* [Description of the task]:
The listing below is to be output in its exact form.

Data listing
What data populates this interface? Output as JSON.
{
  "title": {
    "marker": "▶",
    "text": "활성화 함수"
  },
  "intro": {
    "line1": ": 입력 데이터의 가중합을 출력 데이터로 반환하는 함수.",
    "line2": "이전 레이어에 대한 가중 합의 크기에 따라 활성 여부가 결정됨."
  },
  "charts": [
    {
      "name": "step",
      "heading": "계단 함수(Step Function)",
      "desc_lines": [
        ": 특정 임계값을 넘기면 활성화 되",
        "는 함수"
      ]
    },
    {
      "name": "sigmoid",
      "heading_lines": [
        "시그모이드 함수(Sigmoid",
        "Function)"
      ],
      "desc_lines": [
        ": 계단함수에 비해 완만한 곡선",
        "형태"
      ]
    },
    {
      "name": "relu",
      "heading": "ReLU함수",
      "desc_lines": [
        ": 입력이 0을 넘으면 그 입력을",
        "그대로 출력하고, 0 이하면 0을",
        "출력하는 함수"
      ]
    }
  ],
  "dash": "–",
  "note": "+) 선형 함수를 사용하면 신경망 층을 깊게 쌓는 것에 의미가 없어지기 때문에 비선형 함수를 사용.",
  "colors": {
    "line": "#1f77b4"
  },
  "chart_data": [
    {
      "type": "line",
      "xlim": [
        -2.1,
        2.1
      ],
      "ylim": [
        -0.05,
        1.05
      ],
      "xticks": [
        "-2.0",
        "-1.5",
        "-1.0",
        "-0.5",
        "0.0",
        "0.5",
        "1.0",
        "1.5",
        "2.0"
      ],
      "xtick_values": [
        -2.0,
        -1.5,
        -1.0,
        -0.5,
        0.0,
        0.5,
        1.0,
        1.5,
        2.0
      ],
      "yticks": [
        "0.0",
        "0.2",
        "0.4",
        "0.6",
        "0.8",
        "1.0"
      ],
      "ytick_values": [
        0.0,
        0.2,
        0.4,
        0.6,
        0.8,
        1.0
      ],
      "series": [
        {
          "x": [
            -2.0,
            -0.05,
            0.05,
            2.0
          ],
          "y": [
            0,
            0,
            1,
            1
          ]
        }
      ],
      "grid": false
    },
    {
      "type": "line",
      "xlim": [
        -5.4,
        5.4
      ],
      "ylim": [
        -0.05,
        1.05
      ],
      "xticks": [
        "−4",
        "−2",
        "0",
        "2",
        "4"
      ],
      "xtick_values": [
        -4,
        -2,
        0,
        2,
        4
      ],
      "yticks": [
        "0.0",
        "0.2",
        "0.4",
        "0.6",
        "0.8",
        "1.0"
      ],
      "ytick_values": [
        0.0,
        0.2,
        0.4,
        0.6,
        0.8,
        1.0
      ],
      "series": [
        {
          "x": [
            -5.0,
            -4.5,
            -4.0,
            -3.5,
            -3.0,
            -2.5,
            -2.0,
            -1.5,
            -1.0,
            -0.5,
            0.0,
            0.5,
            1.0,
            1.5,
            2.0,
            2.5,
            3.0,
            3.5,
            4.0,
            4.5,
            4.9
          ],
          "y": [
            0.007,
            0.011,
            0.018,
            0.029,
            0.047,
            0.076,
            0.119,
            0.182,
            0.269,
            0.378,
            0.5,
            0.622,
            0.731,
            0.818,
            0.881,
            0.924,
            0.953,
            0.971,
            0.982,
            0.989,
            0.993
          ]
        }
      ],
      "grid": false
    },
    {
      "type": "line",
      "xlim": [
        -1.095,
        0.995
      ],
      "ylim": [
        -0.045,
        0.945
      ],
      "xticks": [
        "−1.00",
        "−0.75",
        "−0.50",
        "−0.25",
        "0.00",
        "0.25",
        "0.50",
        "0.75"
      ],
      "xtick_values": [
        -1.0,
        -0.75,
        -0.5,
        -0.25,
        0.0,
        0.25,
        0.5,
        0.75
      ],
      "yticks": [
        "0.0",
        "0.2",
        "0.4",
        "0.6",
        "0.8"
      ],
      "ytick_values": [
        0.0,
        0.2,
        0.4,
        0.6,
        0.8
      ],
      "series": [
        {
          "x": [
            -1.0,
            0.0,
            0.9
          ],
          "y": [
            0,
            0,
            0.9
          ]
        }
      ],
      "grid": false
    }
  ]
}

* [Task solution]:
What data populates this interface? Output as JSON.
{
  "title": {
    "marker": "▶",
    "text": "활성화 함수"
  },
  "intro": {
    "line1": ": 입력 데이터의 가중합을 출력 데이터로 반환하는 함수.",
    "line2": "이전 레이어에 대한 가중 합의 크기에 따라 활성 여부가 결정됨."
  },
  "charts": [
    {
      "name": "step",
      "heading": "계단 함수(Step Function)",
      "desc_lines": [
        ": 특정 임계값을 넘기면 활성화 되",
        "는 함수"
      ]
    },
    {
      "name": "sigmoid",
      "heading_lines": [
        "시그모이드 함수(Sigmoid",
        "Function)"
      ],
      "desc_lines": [
        ": 계단함수에 비해 완만한 곡선",
        "형태"
      ]
    },
    {
      "name": "relu",
      "heading": "ReLU함수",
      "desc_lines": [
        ": 입력이 0을 넘으면 그 입력을",
        "그대로 출력하고, 0 이하면 0을",
        "출력하는 함수"
      ]
    }
  ],
  "dash": "–",
  "note": "+) 선형 함수를 사용하면 신경망 층을 깊게 쌓는 것에 의미가 없어지기 때문에 비선형 함수를 사용.",
  "colors": {
    "line": "#1f77b4"
  },
  "chart_data": [
    {
      "type": "line",
      "xlim": [
        -2.1,
        2.1
      ],
      "ylim": [
        -0.05,
        1.05
      ],
      "xticks": [
        "-2.0",
        "-1.5",
        "-1.0",
        "-0.5",
        "0.0",
        "0.5",
        "1.0",
        "1.5",
        "2.0"
      ],
      "xtick_values": [
        -2.0,
        -1.5,
        -1.0,
        -0.5,
        0.0,
        0.5,
        1.0,
        1.5,
        2.0
      ],
      "yticks": [
        "0.0",
        "0.2",
        "0.4",
        "0.6",
        "0.8",
        "1.0"
      ],
      "ytick_values": [
        0.0,
        0.2,
        0.4,
        0.6,
        0.8,
        1.0
      ],
      "series": [
        {
          "x": [
            -2.0,
            -0.05,
            0.05,
            2.0
          ],
          "y": [
            0,
            0,
            1,
            1
          ]
        }
      ],
      "grid": false
    },
    {
      "type": "line",
      "xlim": [
        -5.4,
        5.4
      ],
      "ylim": [
        -0.05,
        1.05
      ],
      "xticks": [
        "−4",
        "−2",
        "0",
        "2",
        "4"
      ],
      "xtick_values": [
        -4,
        -2,
        0,
        2,
        4
      ],
      "yticks": [
        "0.0",
        "0.2",
        "0.4",
        "0.6",
        "0.8",
        "1.0"
      ],
      "ytick_values": [
        0.0,
        0.2,
        0.4,
        0.6,
        0.8,
        1.0
      ],
      "series": [
        {
          "x": [
            -5.0,
            -4.5,
            -4.0,
            -3.5,
            -3.0,
            -2.5,
            -2.0,
            -1.5,
            -1.0,
            -0.5,
            0.0,
            0.5,
            1.0,
            1.5,
            2.0,
            2.5,
            3.0,
            3.5,
            4.0,
            4.5,
            4.9
          ],
          "y": [
            0.007,
            0.011,
            0.018,
            0.029,
            0.047,
            0.076,
            0.119,
            0.182,
            0.269,
            0.378,
            0.5,
            0.622,
            0.731,
            0.818,
            0.881,
            0.924,
            0.953,
            0.971,
            0.982,
            0.989,
            0.993
          ]
        }
      ],
      "grid": false
    },
    {
      "type": "line",
      "xlim": [
        -1.095,
        0.995
      ],
      "ylim": [
        -0.045,
        0.945
      ],
      "xticks": [
        "−1.00",
        "−0.75",
        "−0.50",
        "−0.25",
        "0.00",
        "0.25",
        "0.50",
        "0.75"
      ],
      "xtick_values": [
        -1.0,
        -0.75,
        -0.5,
        -0.25,
        0.0,
        0.25,
        0.5,
        0.75
      ],
      "yticks": [
        "0.0",
        "0.2",
        "0.4",
        "0.6",
        "0.8"
      ],
      "ytick_values": [
        0.0,
        0.2,
        0.4,
        0.6,
        0.8
      ],
      "series": [
        {
          "x": [
            -1.0,
            0.0,
            0.9
          ],
          "y": [
            0,
            0,
            0.9
          ]
        }
      ],
      "grid": false
    }
  ]
}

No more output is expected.